### WHAT YOU WILL DO:
Give only the number of lines that contain the word "проведении".

### STORED ROWS:

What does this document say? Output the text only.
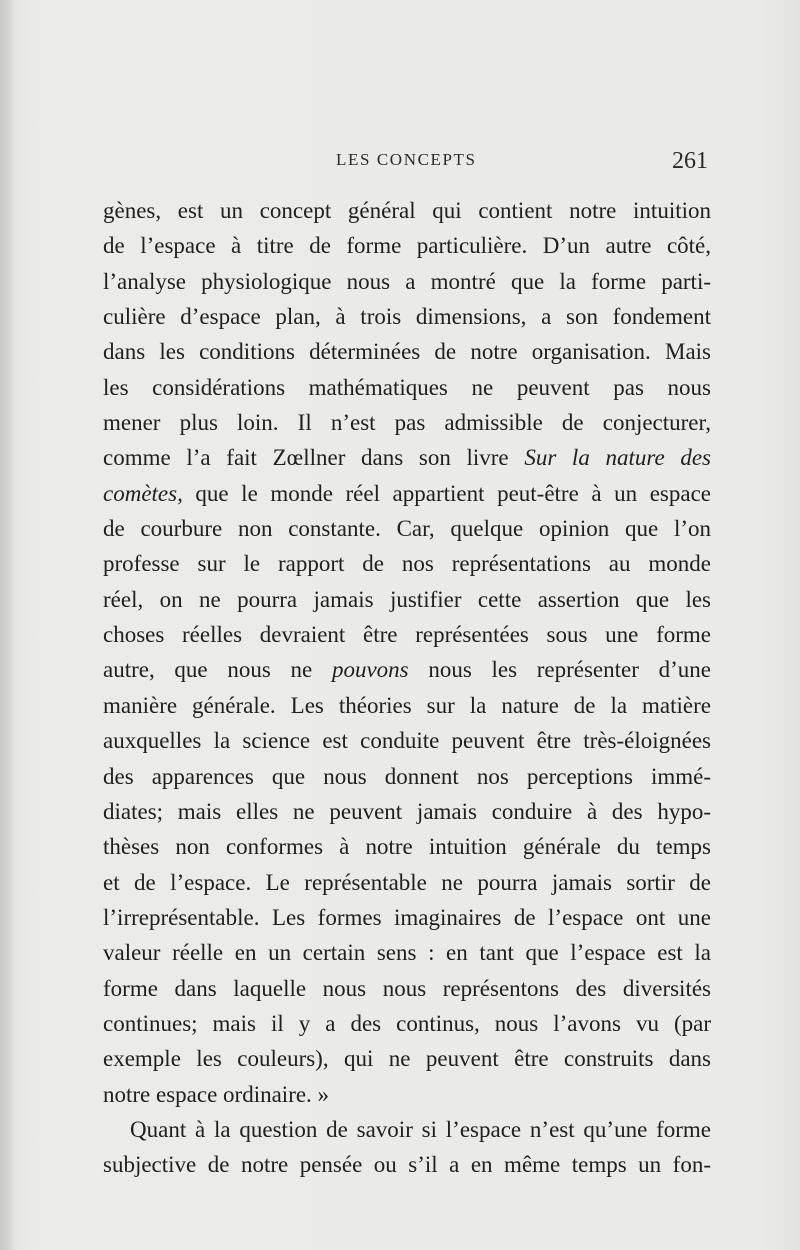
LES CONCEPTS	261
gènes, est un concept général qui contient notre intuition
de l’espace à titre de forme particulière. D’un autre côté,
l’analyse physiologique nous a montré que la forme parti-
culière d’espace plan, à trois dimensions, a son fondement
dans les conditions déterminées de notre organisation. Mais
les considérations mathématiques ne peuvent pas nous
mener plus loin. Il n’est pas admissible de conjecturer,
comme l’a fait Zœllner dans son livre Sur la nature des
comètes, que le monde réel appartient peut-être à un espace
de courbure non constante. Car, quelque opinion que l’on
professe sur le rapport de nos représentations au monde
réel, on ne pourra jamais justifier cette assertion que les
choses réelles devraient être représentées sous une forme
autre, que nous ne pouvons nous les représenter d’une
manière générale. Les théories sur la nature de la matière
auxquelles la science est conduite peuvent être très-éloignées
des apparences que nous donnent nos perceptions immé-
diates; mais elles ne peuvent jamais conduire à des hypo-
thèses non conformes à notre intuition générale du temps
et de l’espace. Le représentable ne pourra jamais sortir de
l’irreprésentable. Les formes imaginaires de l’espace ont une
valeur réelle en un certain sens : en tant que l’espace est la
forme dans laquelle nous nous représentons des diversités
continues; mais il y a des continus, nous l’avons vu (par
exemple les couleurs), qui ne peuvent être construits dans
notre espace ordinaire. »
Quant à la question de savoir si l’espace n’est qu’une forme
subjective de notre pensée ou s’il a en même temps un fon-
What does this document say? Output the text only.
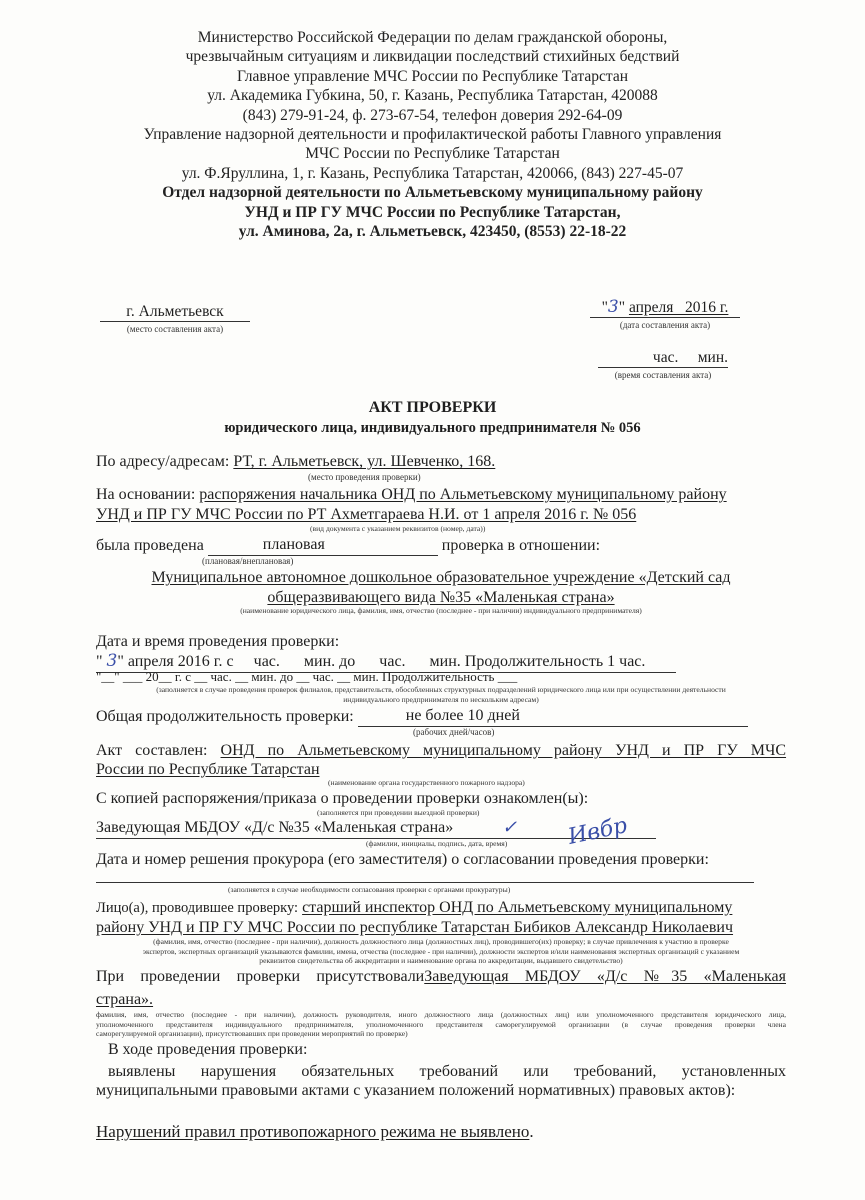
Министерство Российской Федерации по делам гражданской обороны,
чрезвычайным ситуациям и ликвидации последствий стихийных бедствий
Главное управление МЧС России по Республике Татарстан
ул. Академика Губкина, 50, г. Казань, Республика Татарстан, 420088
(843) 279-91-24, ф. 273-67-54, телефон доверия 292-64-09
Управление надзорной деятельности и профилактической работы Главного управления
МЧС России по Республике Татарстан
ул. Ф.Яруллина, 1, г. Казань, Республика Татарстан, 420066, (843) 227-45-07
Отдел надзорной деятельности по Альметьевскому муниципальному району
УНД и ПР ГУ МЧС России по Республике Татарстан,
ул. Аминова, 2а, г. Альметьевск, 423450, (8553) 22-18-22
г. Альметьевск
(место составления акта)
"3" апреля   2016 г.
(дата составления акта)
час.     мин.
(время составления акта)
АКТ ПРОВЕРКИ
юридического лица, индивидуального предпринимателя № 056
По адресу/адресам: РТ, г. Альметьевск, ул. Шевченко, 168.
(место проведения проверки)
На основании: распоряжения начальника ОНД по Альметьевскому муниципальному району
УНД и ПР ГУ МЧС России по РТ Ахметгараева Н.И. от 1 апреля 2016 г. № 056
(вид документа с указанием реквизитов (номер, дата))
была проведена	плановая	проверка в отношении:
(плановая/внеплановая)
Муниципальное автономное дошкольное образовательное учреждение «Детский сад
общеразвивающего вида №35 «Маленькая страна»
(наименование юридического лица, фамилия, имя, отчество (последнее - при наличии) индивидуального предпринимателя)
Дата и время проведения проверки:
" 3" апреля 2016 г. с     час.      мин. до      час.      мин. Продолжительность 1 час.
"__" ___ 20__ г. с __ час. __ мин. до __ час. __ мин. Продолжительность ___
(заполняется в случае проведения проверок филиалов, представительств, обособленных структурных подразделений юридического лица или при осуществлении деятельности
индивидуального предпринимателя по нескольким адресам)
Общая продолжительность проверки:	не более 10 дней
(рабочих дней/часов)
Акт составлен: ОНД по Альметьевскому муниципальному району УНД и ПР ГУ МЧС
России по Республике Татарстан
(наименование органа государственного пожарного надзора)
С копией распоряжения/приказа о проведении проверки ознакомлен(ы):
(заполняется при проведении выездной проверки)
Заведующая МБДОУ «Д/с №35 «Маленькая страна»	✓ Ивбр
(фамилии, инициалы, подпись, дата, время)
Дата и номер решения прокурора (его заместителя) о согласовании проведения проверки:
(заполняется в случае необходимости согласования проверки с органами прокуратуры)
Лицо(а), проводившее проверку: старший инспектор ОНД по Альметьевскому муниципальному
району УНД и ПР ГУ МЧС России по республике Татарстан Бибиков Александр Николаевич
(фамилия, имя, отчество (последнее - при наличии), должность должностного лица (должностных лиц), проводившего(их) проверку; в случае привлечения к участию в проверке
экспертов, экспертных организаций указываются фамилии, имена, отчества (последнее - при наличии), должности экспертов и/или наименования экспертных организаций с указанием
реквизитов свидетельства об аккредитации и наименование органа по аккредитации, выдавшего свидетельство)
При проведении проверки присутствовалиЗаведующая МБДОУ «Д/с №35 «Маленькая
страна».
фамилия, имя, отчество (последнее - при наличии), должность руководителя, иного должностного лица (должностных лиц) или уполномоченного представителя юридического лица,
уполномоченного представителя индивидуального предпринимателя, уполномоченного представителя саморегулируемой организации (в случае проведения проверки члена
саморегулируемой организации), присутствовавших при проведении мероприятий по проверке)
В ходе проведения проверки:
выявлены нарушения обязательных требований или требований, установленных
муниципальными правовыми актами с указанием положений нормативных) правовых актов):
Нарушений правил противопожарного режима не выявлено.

==

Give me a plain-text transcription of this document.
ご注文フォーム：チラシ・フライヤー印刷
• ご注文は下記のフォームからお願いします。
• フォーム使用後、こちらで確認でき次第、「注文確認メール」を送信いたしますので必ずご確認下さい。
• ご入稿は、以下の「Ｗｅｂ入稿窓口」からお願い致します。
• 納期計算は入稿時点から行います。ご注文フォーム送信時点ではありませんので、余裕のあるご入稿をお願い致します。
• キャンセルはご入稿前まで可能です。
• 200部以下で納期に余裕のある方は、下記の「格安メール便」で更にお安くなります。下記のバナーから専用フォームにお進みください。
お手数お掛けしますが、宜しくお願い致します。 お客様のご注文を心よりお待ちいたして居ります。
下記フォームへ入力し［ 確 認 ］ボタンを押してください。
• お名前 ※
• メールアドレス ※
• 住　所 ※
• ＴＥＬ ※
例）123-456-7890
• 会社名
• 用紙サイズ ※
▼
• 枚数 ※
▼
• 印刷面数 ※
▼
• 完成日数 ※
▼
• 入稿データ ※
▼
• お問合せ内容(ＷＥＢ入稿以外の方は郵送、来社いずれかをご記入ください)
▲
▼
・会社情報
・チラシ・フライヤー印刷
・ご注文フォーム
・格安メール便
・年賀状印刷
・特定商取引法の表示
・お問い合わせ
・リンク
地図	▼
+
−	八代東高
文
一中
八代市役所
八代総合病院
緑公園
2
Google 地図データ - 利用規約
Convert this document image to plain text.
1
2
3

### TASK RESPONSE:
4